Work to be completed - Each entry below is to be given again word for word, with no pictures.

□ □ □

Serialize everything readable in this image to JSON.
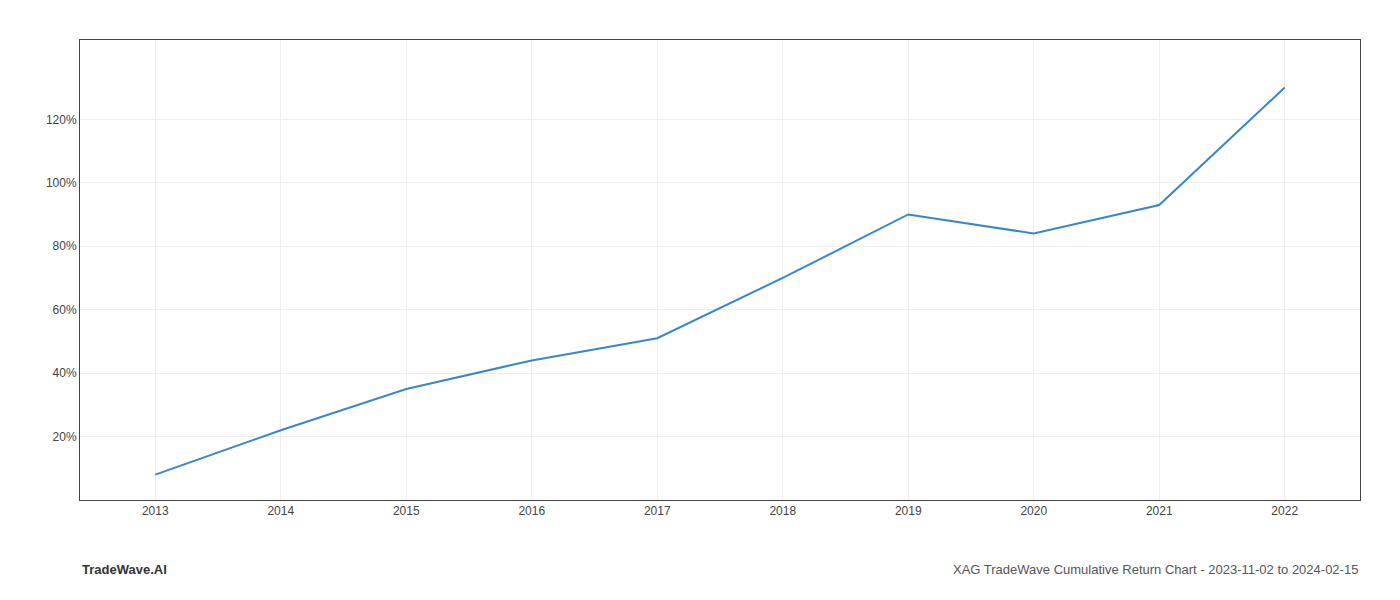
{
  "chart_data": {
    "type": "line",
    "x": [
      2013,
      2014,
      2015,
      2016,
      2017,
      2018,
      2019,
      2020,
      2021,
      2022
    ],
    "values": [
      0.08,
      0.22,
      0.35,
      0.44,
      0.51,
      0.7,
      0.9,
      0.84,
      0.93,
      1.3
    ],
    "color": "#3a86c8",
    "xlim": [
      2012.4,
      2022.6
    ],
    "xticks": [
      2013,
      2014,
      2015,
      2016,
      2017,
      2018,
      2019,
      2020,
      2021,
      2022
    ],
    "ylim": [
      0.0,
      1.45
    ],
    "yticks": [
      {
        "value": 0.2,
        "label": "20%"
      },
      {
        "value": 0.4,
        "label": "40%"
      },
      {
        "value": 0.6,
        "label": "60%"
      },
      {
        "value": 0.8,
        "label": "80%"
      },
      {
        "value": 1.0,
        "label": "100%"
      },
      {
        "value": 1.2,
        "label": "120%"
      }
    ],
    "grid": true,
    "annotations": [
      "TradeWave.AI",
      "XAG TradeWave Cumulative Return Chart - 2023-11-02 to 2024-02-15"
    ]
  }
}
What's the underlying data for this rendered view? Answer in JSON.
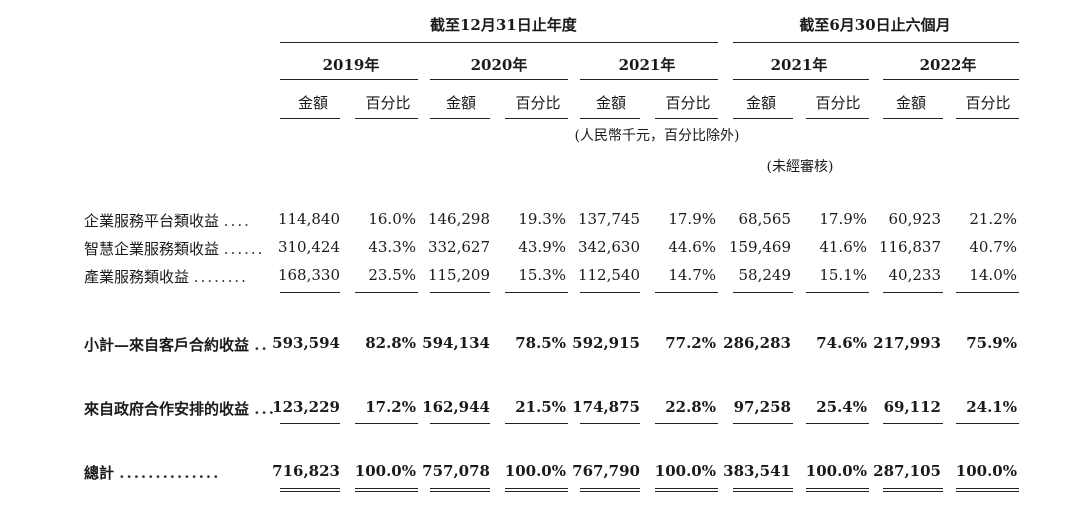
{
  "headers": {
    "group_year": "截至12月31日止年度",
    "group_half": "截至6月30日止六個月",
    "years": [
      "2019年",
      "2020年",
      "2021年",
      "2021年",
      "2022年"
    ],
    "amount": "金額",
    "percent": "百分比",
    "unit_note": "(人民幣千元，百分比除外)",
    "unaudited": "(未經審核)"
  },
  "rows": [
    {
      "label": "企業服務平台類收益",
      "leader": "....",
      "values": [
        "114,840",
        "16.0%",
        "146,298",
        "19.3%",
        "137,745",
        "17.9%",
        "68,565",
        "17.9%",
        "60,923",
        "21.2%"
      ]
    },
    {
      "label": "智慧企業服務類收益",
      "leader": "......",
      "values": [
        "310,424",
        "43.3%",
        "332,627",
        "43.9%",
        "342,630",
        "44.6%",
        "159,469",
        "41.6%",
        "116,837",
        "40.7%"
      ]
    },
    {
      "label": "產業服務類收益",
      "leader": "........",
      "values": [
        "168,330",
        "23.5%",
        "115,209",
        "15.3%",
        "112,540",
        "14.7%",
        "58,249",
        "15.1%",
        "40,233",
        "14.0%"
      ]
    },
    {
      "label": "小計—來自客戶合約收益",
      "leader": "..",
      "values": [
        "593,594",
        "82.8%",
        "594,134",
        "78.5%",
        "592,915",
        "77.2%",
        "286,283",
        "74.6%",
        "217,993",
        "75.9%"
      ]
    },
    {
      "label": "來自政府合作安排的收益",
      "leader": "...",
      "values": [
        "123,229",
        "17.2%",
        "162,944",
        "21.5%",
        "174,875",
        "22.8%",
        "97,258",
        "25.4%",
        "69,112",
        "24.1%"
      ]
    },
    {
      "label": "總計",
      "leader": "..............",
      "values": [
        "716,823",
        "100.0%",
        "757,078",
        "100.0%",
        "767,790",
        "100.0%",
        "383,541",
        "100.0%",
        "287,105",
        "100.0%"
      ]
    }
  ]
}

□ □ □

Response below -
Serialize everything readable in this image to JSON.
{
  "chart_data": {
    "type": "line",
    "x": [
      2013,
      2014,
      2015,
      2016,
      2017,
      2018,
      2019,
      2020,
      2021,
      2022
    ],
    "values": [
      0.08,
      0.22,
      0.35,
      0.44,
      0.51,
      0.7,
      0.9,
      0.84,
      0.93,
      1.3
    ],
    "color": "#3a86c8",
    "xlim": [
      2012.4,
      2022.6
    ],
    "xticks": [
      2013,
      2014,
      2015,
      2016,
      2017,
      2018,
      2019,
      2020,
      2021,
      2022
    ],
    "ylim": [
      0.0,
      1.45
    ],
    "yticks": [
      {
        "value": 0.2,
        "label": "20%"
      },
      {
        "value": 0.4,
        "label": "40%"
      },
      {
        "value": 0.6,
        "label": "60%"
      },
      {
        "value": 0.8,
        "label": "80%"
      },
      {
        "value": 1.0,
        "label": "100%"
      },
      {
        "value": 1.2,
        "label": "120%"
      }
    ],
    "grid": true,
    "annotations": [
      "TradeWave.AI",
      "XAG TradeWave Cumulative Return Chart - 2023-11-02 to 2024-02-15"
    ]
  }
}
What's the underlying data for this rendered view? Answer in JSON.
{
  "headers": {
    "group_year": "截至12月31日止年度",
    "group_half": "截至6月30日止六個月",
    "years": [
      "2019年",
      "2020年",
      "2021年",
      "2021年",
      "2022年"
    ],
    "amount": "金額",
    "percent": "百分比",
    "unit_note": "(人民幣千元，百分比除外)",
    "unaudited": "(未經審核)"
  },
  "rows": [
    {
      "label": "企業服務平台類收益",
      "leader": "....",
      "values": [
        "114,840",
        "16.0%",
        "146,298",
        "19.3%",
        "137,745",
        "17.9%",
        "68,565",
        "17.9%",
        "60,923",
        "21.2%"
      ]
    },
    {
      "label": "智慧企業服務類收益",
      "leader": "......",
      "values": [
        "310,424",
        "43.3%",
        "332,627",
        "43.9%",
        "342,630",
        "44.6%",
        "159,469",
        "41.6%",
        "116,837",
        "40.7%"
      ]
    },
    {
      "label": "產業服務類收益",
      "leader": "........",
      "values": [
        "168,330",
        "23.5%",
        "115,209",
        "15.3%",
        "112,540",
        "14.7%",
        "58,249",
        "15.1%",
        "40,233",
        "14.0%"
      ]
    },
    {
      "label": "小計—來自客戶合約收益",
      "leader": "..",
      "values": [
        "593,594",
        "82.8%",
        "594,134",
        "78.5%",
        "592,915",
        "77.2%",
        "286,283",
        "74.6%",
        "217,993",
        "75.9%"
      ]
    },
    {
      "label": "來自政府合作安排的收益",
      "leader": "...",
      "values": [
        "123,229",
        "17.2%",
        "162,944",
        "21.5%",
        "174,875",
        "22.8%",
        "97,258",
        "25.4%",
        "69,112",
        "24.1%"
      ]
    },
    {
      "label": "總計",
      "leader": "..............",
      "values": [
        "716,823",
        "100.0%",
        "757,078",
        "100.0%",
        "767,790",
        "100.0%",
        "383,541",
        "100.0%",
        "287,105",
        "100.0%"
      ]
    }
  ]
}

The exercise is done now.